» DATA FOR THE TASK:
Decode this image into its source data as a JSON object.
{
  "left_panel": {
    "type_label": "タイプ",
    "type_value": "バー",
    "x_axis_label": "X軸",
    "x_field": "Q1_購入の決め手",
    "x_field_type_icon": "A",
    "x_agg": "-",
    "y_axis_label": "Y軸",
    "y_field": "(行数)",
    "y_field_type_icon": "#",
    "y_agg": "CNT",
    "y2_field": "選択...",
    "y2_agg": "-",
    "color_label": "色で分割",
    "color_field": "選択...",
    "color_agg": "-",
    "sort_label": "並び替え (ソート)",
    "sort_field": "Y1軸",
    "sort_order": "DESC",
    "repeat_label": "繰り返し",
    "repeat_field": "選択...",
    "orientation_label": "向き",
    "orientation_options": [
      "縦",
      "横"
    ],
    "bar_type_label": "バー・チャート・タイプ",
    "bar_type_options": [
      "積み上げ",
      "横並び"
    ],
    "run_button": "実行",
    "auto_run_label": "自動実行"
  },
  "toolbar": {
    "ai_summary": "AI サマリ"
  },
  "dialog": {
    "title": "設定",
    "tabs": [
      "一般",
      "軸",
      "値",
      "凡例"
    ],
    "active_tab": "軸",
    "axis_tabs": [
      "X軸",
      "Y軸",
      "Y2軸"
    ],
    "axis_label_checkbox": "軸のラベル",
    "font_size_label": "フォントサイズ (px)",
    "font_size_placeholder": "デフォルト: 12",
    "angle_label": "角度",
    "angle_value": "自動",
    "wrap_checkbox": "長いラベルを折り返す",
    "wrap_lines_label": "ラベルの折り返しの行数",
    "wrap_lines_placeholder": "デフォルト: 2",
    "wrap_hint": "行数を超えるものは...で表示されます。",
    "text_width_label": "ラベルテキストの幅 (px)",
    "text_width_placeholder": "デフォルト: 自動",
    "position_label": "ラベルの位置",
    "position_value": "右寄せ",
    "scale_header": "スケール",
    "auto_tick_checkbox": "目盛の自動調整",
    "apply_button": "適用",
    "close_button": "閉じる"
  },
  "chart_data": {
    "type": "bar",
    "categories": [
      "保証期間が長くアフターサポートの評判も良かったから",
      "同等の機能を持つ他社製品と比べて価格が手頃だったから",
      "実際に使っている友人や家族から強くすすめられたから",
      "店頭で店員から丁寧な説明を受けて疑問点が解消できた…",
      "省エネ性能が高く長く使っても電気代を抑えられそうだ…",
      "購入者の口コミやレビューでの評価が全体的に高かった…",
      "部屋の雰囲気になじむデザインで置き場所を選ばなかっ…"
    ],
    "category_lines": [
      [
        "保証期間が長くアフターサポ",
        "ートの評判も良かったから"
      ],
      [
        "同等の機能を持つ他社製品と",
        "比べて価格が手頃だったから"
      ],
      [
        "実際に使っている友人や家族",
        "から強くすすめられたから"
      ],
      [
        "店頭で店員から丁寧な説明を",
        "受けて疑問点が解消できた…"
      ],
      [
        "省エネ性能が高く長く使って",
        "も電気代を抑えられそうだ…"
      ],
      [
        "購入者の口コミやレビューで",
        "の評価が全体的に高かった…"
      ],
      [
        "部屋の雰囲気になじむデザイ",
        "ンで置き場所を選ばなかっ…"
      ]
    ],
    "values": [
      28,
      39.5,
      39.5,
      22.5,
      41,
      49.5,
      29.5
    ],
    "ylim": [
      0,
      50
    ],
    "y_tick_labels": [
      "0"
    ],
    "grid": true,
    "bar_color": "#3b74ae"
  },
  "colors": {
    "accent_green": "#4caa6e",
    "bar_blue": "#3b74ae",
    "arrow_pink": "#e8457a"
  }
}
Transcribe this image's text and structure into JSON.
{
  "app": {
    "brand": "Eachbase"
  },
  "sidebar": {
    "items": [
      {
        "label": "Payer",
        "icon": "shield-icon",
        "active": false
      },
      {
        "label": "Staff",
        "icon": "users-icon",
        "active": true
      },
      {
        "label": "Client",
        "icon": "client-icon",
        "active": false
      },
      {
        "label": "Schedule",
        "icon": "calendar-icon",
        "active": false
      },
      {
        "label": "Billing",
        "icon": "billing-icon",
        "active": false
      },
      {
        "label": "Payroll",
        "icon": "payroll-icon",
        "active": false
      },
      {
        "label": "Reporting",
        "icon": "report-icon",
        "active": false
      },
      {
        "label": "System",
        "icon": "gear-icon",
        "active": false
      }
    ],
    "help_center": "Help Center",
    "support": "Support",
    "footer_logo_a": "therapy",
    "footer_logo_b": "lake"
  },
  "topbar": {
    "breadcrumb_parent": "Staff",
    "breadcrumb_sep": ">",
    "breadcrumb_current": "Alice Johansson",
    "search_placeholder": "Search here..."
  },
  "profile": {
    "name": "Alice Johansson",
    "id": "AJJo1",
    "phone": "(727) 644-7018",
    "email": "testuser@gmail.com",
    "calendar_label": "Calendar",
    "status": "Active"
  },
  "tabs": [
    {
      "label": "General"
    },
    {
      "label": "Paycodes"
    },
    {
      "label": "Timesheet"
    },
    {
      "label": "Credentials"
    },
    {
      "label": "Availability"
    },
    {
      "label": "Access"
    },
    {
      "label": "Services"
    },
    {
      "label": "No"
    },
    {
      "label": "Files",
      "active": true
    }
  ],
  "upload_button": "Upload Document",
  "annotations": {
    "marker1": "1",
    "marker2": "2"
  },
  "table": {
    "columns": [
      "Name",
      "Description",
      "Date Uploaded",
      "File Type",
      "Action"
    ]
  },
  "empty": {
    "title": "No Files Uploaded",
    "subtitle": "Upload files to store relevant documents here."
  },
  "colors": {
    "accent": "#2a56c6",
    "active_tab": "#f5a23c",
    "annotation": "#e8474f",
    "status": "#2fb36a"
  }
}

» GIVEN INSTRUCTION: What do the records say? Quote them all exactly.

» CORRECT RESULT:
Decode this image into its source data as a JSON object.
{
  "left_panel": {
    "type_label": "タイプ",
    "type_value": "バー",
    "x_axis_label": "X軸",
    "x_field": "Q1_購入の決め手",
    "x_field_type_icon": "A",
    "x_agg": "-",
    "y_axis_label": "Y軸",
    "y_field": "(行数)",
    "y_field_type_icon": "#",
    "y_agg": "CNT",
    "y2_field": "選択...",
    "y2_agg": "-",
    "color_label": "色で分割",
    "color_field": "選択...",
    "color_agg": "-",
    "sort_label": "並び替え (ソート)",
    "sort_field": "Y1軸",
    "sort_order": "DESC",
    "repeat_label": "繰り返し",
    "repeat_field": "選択...",
    "orientation_label": "向き",
    "orientation_options": [
      "縦",
      "横"
    ],
    "bar_type_label": "バー・チャート・タイプ",
    "bar_type_options": [
      "積み上げ",
      "横並び"
    ],
    "run_button": "実行",
    "auto_run_label": "自動実行"
  },
  "toolbar": {
    "ai_summary": "AI サマリ"
  },
  "dialog": {
    "title": "設定",
    "tabs": [
      "一般",
      "軸",
      "値",
      "凡例"
    ],
    "active_tab": "軸",
    "axis_tabs": [
      "X軸",
      "Y軸",
      "Y2軸"
    ],
    "axis_label_checkbox": "軸のラベル",
    "font_size_label": "フォントサイズ (px)",
    "font_size_placeholder": "デフォルト: 12",
    "angle_label": "角度",
    "angle_value": "自動",
    "wrap_checkbox": "長いラベルを折り返す",
    "wrap_lines_label": "ラベルの折り返しの行数",
    "wrap_lines_placeholder": "デフォルト: 2",
    "wrap_hint": "行数を超えるものは...で表示されます。",
    "text_width_label": "ラベルテキストの幅 (px)",
    "text_width_placeholder": "デフォルト: 自動",
    "position_label": "ラベルの位置",
    "position_value": "右寄せ",
    "scale_header": "スケール",
    "auto_tick_checkbox": "目盛の自動調整",
    "apply_button": "適用",
    "close_button": "閉じる"
  },
  "chart_data": {
    "type": "bar",
    "categories": [
      "保証期間が長くアフターサポートの評判も良かったから",
      "同等の機能を持つ他社製品と比べて価格が手頃だったから",
      "実際に使っている友人や家族から強くすすめられたから",
      "店頭で店員から丁寧な説明を受けて疑問点が解消できた…",
      "省エネ性能が高く長く使っても電気代を抑えられそうだ…",
      "購入者の口コミやレビューでの評価が全体的に高かった…",
      "部屋の雰囲気になじむデザインで置き場所を選ばなかっ…"
    ],
    "category_lines": [
      [
        "保証期間が長くアフターサポ",
        "ートの評判も良かったから"
      ],
      [
        "同等の機能を持つ他社製品と",
        "比べて価格が手頃だったから"
      ],
      [
        "実際に使っている友人や家族",
        "から強くすすめられたから"
      ],
      [
        "店頭で店員から丁寧な説明を",
        "受けて疑問点が解消できた…"
      ],
      [
        "省エネ性能が高く長く使って",
        "も電気代を抑えられそうだ…"
      ],
      [
        "購入者の口コミやレビューで",
        "の評価が全体的に高かった…"
      ],
      [
        "部屋の雰囲気になじむデザイ",
        "ンで置き場所を選ばなかっ…"
      ]
    ],
    "values": [
      28,
      39.5,
      39.5,
      22.5,
      41,
      49.5,
      29.5
    ],
    "ylim": [
      0,
      50
    ],
    "y_tick_labels": [
      "0"
    ],
    "grid": true,
    "bar_color": "#3b74ae"
  },
  "colors": {
    "accent_green": "#4caa6e",
    "bar_blue": "#3b74ae",
    "arrow_pink": "#e8457a"
  }
}
Transcribe this image's text and structure into JSON.
{
  "app": {
    "brand": "Eachbase"
  },
  "sidebar": {
    "items": [
      {
        "label": "Payer",
        "icon": "shield-icon",
        "active": false
      },
      {
        "label": "Staff",
        "icon": "users-icon",
        "active": true
      },
      {
        "label": "Client",
        "icon": "client-icon",
        "active": false
      },
      {
        "label": "Schedule",
        "icon": "calendar-icon",
        "active": false
      },
      {
        "label": "Billing",
        "icon": "billing-icon",
        "active": false
      },
      {
        "label": "Payroll",
        "icon": "payroll-icon",
        "active": false
      },
      {
        "label": "Reporting",
        "icon": "report-icon",
        "active": false
      },
      {
        "label": "System",
        "icon": "gear-icon",
        "active": false
      }
    ],
    "help_center": "Help Center",
    "support": "Support",
    "footer_logo_a": "therapy",
    "footer_logo_b": "lake"
  },
  "topbar": {
    "breadcrumb_parent": "Staff",
    "breadcrumb_sep": ">",
    "breadcrumb_current": "Alice Johansson",
    "search_placeholder": "Search here..."
  },
  "profile": {
    "name": "Alice Johansson",
    "id": "AJJo1",
    "phone": "(727) 644-7018",
    "email": "testuser@gmail.com",
    "calendar_label": "Calendar",
    "status": "Active"
  },
  "tabs": [
    {
      "label": "General"
    },
    {
      "label": "Paycodes"
    },
    {
      "label": "Timesheet"
    },
    {
      "label": "Credentials"
    },
    {
      "label": "Availability"
    },
    {
      "label": "Access"
    },
    {
      "label": "Services"
    },
    {
      "label": "No"
    },
    {
      "label": "Files",
      "active": true
    }
  ],
  "upload_button": "Upload Document",
  "annotations": {
    "marker1": "1",
    "marker2": "2"
  },
  "table": {
    "columns": [
      "Name",
      "Description",
      "Date Uploaded",
      "File Type",
      "Action"
    ]
  },
  "empty": {
    "title": "No Files Uploaded",
    "subtitle": "Upload files to store relevant documents here."
  },
  "colors": {
    "accent": "#2a56c6",
    "active_tab": "#f5a23c",
    "annotation": "#e8474f",
    "status": "#2fb36a"
  }
}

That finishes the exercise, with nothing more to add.